-- start --
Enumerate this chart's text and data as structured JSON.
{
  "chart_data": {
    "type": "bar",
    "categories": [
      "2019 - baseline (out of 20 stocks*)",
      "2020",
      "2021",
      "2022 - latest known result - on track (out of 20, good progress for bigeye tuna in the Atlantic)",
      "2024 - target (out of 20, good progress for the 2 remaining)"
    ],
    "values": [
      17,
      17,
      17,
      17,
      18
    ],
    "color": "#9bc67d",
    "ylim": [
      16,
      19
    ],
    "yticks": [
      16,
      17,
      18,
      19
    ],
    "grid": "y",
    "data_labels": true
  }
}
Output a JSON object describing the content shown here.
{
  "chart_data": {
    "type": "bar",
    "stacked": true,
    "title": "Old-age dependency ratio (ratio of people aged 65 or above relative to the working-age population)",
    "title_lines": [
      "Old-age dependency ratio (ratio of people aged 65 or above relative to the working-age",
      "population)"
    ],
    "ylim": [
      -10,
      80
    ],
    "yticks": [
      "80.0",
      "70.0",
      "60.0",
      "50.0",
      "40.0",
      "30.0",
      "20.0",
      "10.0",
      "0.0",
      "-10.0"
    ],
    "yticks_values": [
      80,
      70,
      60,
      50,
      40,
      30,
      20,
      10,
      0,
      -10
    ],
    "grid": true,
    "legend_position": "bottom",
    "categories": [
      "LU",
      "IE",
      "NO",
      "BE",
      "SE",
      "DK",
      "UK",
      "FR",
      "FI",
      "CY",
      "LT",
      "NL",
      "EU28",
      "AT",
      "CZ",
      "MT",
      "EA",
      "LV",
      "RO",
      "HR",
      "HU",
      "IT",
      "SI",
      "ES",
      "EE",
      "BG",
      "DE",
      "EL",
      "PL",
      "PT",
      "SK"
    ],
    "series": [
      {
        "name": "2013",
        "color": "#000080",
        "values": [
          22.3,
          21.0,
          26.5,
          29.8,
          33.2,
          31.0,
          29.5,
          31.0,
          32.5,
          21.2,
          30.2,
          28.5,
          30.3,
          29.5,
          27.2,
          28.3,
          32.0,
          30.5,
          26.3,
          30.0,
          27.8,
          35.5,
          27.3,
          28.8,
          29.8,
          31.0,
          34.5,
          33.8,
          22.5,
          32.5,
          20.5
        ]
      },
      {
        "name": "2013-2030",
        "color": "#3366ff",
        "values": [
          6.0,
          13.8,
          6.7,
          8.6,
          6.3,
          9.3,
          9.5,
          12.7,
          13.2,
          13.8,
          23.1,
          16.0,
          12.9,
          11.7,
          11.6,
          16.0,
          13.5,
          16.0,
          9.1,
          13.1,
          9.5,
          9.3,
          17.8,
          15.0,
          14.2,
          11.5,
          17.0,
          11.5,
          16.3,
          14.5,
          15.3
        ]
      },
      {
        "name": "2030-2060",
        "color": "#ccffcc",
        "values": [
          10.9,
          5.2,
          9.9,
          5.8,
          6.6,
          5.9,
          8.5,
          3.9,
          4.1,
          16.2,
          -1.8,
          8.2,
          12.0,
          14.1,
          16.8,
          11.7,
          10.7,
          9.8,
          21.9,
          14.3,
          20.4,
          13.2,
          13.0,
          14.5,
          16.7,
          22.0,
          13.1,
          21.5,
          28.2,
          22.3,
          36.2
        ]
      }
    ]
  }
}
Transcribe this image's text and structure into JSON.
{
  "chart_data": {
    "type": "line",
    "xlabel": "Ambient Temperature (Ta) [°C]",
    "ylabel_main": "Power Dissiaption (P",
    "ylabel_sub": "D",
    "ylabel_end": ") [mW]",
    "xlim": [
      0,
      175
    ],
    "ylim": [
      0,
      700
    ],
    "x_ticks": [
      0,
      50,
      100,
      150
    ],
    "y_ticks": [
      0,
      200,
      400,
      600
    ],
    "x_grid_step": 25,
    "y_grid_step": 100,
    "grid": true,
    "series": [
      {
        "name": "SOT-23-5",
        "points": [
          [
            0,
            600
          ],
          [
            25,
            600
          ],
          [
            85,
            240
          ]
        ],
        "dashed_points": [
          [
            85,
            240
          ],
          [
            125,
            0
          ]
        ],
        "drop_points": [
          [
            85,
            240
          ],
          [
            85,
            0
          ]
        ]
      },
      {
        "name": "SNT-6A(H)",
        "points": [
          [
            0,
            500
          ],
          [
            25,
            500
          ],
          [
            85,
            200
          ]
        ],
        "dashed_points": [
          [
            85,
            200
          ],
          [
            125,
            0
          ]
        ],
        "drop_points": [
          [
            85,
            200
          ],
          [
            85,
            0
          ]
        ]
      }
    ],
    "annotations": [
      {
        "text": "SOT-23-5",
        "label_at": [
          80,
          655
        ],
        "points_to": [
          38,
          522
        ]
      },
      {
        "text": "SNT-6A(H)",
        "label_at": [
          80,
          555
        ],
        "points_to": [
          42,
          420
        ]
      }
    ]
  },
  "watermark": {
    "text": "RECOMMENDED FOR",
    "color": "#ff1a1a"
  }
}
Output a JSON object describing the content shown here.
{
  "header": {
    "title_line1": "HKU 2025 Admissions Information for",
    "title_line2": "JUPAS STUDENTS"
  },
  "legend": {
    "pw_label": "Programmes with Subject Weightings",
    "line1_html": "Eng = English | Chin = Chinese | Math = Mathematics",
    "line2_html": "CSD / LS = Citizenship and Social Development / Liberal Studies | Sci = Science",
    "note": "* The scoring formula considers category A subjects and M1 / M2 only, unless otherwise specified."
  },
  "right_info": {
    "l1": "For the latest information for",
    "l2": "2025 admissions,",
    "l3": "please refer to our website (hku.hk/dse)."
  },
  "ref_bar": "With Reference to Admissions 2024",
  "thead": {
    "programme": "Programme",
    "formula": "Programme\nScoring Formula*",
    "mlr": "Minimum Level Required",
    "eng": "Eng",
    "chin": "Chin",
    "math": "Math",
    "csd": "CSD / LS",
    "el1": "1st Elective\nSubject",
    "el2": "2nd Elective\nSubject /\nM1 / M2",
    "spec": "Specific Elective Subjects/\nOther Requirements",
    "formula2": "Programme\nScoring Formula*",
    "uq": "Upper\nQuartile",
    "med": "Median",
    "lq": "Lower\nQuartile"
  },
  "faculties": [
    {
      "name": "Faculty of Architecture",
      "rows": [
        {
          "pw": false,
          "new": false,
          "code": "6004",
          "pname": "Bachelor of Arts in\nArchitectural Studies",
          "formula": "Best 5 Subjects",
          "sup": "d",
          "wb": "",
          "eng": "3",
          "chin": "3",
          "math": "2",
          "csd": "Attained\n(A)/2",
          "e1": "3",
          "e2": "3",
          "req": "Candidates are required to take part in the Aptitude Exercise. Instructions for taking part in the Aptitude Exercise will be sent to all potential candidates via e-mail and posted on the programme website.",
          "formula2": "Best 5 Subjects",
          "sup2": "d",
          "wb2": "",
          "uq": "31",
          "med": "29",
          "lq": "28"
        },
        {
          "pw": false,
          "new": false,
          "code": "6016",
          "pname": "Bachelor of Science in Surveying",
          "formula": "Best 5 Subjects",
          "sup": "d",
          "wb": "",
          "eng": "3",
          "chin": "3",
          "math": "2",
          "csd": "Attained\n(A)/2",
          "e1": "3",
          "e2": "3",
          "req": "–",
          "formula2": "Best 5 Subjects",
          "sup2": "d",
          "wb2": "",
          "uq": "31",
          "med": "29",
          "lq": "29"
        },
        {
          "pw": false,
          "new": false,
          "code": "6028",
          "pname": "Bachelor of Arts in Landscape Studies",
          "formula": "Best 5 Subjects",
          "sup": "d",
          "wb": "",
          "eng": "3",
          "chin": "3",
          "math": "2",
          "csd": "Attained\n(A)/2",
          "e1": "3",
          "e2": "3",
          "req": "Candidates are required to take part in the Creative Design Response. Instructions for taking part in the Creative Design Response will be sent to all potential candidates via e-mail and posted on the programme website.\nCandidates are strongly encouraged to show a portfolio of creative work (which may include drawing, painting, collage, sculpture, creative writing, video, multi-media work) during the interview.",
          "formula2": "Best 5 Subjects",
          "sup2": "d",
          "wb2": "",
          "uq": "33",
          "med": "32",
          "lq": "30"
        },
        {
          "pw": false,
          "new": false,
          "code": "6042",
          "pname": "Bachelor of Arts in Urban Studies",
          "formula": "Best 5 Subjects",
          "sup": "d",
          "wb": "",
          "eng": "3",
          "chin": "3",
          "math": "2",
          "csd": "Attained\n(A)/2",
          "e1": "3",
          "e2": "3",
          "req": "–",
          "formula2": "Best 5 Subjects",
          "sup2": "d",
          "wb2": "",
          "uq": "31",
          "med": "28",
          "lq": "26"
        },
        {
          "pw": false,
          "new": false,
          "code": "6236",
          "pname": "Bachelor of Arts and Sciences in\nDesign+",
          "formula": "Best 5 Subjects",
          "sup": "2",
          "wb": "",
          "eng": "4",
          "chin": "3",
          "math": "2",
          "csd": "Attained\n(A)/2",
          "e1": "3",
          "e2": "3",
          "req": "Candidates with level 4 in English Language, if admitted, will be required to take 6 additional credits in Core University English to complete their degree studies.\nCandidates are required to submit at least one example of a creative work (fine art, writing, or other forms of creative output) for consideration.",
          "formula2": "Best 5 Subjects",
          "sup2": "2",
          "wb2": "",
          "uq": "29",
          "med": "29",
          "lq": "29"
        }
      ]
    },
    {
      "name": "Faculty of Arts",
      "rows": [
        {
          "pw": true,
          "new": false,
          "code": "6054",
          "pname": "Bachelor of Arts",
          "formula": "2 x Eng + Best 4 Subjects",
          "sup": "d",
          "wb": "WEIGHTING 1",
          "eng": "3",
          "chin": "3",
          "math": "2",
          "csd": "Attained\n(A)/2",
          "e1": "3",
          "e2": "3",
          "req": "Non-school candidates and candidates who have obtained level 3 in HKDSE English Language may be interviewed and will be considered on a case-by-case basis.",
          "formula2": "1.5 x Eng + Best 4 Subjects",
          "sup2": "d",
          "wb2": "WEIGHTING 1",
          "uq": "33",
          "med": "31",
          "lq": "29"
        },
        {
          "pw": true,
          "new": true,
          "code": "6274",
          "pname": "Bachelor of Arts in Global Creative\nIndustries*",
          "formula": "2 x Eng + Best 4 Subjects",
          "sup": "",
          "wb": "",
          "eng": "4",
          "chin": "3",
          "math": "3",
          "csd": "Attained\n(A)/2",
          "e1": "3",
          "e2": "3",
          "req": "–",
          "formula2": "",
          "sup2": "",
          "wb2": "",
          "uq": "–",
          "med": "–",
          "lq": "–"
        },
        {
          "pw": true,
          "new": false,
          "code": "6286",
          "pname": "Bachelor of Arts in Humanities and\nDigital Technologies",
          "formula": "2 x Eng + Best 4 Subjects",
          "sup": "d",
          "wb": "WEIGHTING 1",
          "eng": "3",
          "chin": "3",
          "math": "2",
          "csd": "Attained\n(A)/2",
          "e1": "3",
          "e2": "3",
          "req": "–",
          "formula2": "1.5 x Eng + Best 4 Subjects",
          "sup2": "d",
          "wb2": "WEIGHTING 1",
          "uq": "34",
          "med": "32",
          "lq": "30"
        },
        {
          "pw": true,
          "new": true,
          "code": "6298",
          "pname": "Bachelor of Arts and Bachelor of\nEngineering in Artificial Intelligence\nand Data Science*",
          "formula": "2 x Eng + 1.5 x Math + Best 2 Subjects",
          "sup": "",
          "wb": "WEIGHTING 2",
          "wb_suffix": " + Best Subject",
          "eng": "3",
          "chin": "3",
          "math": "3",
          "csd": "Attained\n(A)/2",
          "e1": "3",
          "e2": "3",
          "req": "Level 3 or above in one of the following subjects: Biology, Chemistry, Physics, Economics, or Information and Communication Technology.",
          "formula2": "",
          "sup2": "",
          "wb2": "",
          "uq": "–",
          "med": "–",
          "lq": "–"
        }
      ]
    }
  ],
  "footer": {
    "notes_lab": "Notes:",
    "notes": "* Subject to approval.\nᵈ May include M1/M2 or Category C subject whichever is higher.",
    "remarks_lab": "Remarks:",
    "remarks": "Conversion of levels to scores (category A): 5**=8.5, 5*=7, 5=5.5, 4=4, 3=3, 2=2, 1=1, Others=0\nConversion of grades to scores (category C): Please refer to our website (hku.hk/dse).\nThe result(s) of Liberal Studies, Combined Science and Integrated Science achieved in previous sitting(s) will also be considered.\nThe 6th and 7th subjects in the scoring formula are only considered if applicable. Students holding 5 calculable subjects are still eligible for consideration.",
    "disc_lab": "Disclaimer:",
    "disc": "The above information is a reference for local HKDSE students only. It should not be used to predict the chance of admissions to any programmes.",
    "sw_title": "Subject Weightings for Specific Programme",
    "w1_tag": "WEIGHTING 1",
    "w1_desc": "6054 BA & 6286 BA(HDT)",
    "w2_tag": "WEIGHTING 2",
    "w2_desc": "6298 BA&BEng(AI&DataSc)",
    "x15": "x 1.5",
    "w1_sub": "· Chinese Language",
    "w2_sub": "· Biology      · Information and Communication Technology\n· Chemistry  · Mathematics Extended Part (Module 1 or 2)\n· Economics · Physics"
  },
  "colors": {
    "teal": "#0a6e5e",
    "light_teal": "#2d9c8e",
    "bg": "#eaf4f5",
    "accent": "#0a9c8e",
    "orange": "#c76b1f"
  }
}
-- end --
What to produce: Show the lines of the material that contain the word "Elective".

Full response:
    "el1": "1st Elective\nSubject",
    "el2": "2nd Elective\nSubject /\nM1 / M2",
    "spec": "Specific Elective Subjects/\nOther Requirements",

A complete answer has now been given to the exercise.